→ What this task involves
Using the data below, gather each line that includes the word "etiam".

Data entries

§

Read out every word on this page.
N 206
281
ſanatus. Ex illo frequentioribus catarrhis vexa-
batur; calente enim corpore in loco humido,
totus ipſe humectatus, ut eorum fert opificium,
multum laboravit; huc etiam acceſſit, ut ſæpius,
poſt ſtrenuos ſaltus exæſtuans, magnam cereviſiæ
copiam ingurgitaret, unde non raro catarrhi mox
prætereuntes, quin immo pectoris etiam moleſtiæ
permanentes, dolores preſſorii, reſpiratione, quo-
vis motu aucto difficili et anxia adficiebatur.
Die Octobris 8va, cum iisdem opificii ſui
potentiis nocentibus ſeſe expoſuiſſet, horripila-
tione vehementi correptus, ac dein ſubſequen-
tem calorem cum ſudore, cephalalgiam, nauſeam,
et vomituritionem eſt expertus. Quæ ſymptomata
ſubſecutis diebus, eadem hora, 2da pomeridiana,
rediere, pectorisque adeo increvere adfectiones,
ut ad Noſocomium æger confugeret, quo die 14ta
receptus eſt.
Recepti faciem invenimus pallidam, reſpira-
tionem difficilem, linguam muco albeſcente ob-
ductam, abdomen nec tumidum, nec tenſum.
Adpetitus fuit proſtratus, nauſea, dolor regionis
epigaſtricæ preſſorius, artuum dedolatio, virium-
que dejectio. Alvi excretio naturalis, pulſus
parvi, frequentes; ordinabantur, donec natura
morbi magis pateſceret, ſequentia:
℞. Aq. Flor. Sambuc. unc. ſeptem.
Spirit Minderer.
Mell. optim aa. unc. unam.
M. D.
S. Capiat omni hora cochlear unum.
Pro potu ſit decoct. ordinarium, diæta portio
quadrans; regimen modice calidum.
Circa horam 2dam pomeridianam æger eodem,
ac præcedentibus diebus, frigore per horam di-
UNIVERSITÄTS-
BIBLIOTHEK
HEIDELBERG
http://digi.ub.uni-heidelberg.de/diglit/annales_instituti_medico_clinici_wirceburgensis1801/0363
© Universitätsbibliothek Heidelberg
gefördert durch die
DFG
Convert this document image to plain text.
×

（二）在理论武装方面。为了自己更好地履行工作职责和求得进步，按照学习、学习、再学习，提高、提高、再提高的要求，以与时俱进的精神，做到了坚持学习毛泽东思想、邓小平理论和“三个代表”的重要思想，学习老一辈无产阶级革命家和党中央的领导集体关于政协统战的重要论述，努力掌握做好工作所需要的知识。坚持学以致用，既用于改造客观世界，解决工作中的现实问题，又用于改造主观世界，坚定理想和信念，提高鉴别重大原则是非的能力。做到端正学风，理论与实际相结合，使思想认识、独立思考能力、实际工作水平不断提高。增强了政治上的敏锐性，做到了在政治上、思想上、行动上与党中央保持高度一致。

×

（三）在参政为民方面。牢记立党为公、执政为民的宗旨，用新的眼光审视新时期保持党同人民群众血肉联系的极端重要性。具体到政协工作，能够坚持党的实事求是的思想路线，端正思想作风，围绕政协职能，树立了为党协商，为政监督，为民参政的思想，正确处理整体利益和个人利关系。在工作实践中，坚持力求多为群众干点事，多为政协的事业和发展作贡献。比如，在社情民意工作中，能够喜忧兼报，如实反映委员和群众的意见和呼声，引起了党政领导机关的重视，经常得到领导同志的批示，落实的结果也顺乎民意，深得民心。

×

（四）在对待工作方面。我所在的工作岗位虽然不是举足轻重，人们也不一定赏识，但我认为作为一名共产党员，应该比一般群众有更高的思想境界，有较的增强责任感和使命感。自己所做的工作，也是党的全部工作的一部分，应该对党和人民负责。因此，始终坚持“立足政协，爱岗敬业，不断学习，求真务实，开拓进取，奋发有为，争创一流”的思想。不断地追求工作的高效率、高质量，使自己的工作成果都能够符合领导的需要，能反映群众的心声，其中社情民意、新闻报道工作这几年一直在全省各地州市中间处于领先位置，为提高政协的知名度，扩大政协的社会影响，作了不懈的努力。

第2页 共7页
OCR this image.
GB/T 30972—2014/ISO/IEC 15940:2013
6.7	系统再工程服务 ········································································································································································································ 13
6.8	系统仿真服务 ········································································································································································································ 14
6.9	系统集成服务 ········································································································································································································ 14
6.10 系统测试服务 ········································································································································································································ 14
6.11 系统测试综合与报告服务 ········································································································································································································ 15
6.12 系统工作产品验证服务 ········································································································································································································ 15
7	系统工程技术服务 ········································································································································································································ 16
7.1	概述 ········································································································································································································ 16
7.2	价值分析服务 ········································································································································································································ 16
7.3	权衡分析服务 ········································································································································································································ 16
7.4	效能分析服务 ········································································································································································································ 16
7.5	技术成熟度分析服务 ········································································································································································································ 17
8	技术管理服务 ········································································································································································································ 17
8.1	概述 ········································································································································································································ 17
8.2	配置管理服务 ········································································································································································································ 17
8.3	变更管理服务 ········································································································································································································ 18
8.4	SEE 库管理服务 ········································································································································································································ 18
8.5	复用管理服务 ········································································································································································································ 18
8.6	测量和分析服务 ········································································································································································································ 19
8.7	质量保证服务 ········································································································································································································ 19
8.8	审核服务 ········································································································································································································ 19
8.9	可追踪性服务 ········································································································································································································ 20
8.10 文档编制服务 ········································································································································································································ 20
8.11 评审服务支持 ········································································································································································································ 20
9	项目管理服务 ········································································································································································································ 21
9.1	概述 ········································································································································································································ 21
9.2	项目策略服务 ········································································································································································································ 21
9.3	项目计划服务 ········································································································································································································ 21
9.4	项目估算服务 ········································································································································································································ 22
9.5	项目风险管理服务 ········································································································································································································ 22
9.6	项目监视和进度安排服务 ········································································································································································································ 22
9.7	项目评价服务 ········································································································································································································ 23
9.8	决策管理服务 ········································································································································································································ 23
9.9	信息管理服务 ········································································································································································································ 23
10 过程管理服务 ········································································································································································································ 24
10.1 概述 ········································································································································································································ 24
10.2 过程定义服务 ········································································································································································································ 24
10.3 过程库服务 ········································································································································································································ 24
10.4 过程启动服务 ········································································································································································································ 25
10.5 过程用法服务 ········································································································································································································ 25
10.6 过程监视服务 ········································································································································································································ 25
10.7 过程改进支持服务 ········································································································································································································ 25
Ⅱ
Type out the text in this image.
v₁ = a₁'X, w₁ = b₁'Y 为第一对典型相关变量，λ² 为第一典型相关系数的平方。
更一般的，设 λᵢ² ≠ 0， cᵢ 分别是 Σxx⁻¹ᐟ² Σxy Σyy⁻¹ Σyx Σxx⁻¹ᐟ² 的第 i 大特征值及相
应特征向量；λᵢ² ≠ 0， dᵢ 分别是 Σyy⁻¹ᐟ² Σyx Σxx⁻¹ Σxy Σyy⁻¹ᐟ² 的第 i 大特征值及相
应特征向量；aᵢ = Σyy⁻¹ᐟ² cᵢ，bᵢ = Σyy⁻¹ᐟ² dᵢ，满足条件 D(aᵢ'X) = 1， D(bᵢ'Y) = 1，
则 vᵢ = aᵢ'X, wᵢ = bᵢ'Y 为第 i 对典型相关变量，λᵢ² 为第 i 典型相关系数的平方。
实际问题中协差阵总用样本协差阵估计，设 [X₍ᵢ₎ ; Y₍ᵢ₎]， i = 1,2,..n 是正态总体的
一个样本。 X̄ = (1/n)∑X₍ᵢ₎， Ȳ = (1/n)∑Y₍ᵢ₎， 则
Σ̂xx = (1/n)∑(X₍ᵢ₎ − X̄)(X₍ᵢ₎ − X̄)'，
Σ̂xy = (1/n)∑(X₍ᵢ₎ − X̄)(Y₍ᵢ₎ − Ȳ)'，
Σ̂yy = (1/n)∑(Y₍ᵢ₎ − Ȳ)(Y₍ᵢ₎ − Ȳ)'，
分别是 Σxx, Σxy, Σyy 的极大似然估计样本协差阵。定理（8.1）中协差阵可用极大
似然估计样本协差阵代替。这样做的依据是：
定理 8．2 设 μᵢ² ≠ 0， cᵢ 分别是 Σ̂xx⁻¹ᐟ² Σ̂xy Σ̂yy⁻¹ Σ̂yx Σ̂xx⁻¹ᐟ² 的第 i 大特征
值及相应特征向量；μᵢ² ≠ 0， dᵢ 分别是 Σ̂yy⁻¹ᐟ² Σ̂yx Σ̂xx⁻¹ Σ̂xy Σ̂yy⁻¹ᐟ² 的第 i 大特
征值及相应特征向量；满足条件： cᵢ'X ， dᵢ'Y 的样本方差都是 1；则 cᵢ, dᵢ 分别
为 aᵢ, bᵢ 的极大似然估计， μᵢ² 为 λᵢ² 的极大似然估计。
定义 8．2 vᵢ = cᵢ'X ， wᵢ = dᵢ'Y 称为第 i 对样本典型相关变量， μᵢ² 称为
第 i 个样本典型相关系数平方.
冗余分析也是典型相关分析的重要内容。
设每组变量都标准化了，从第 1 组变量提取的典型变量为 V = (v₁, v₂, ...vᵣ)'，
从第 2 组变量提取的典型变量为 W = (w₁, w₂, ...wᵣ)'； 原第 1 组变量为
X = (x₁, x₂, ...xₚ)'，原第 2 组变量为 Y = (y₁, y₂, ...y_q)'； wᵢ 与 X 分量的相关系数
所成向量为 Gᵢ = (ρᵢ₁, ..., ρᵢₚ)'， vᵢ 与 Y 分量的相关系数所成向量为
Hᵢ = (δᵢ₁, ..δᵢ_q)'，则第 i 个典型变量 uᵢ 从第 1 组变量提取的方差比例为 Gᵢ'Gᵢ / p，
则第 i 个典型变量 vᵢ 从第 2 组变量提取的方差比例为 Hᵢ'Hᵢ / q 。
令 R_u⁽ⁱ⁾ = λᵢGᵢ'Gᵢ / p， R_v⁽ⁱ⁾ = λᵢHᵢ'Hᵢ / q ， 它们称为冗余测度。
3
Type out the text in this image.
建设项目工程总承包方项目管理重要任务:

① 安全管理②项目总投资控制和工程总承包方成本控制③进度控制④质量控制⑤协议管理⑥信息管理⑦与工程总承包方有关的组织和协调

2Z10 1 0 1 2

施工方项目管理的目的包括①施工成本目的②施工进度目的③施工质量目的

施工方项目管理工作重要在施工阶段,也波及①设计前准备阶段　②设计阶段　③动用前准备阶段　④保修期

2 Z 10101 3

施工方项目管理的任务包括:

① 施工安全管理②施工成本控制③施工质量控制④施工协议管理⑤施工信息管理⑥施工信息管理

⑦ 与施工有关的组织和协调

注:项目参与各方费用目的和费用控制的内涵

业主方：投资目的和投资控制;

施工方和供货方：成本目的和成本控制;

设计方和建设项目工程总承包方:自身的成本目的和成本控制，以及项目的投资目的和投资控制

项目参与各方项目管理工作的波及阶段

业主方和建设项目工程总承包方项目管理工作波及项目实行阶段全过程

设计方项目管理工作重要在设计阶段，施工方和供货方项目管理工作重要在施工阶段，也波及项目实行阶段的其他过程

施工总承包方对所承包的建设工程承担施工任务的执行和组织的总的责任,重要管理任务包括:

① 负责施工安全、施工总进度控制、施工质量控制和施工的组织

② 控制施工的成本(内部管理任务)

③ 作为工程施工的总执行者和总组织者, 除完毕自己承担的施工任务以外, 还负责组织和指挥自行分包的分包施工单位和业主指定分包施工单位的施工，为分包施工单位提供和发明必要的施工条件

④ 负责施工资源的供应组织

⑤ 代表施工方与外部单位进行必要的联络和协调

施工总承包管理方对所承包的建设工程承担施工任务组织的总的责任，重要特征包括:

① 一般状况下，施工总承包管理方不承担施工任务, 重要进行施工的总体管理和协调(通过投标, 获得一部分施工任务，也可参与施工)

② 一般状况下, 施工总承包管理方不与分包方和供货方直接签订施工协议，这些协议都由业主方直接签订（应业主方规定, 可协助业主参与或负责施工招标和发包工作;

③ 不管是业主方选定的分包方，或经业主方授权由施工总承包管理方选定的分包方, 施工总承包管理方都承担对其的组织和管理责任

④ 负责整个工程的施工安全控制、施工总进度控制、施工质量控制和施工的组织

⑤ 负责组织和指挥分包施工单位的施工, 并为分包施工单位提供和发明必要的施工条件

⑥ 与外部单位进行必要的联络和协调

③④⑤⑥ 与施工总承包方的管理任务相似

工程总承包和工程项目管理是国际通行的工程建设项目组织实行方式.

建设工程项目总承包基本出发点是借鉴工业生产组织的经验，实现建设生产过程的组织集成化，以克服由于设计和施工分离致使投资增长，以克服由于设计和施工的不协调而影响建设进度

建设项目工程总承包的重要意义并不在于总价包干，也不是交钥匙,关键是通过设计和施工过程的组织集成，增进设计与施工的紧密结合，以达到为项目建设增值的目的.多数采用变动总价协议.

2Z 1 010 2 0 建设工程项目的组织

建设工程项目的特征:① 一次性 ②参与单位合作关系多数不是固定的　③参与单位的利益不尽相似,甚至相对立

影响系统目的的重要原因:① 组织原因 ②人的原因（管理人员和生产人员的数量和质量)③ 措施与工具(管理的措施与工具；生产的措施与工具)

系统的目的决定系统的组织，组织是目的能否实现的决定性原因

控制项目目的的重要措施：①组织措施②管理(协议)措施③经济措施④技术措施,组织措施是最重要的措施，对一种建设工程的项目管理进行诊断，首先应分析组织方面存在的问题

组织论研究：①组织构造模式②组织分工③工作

§

→ Result
multum laboravit; huc etiam acceſſit, ut ſæpius,
prætereuntes, quin immo pectoris etiam moleſtiæ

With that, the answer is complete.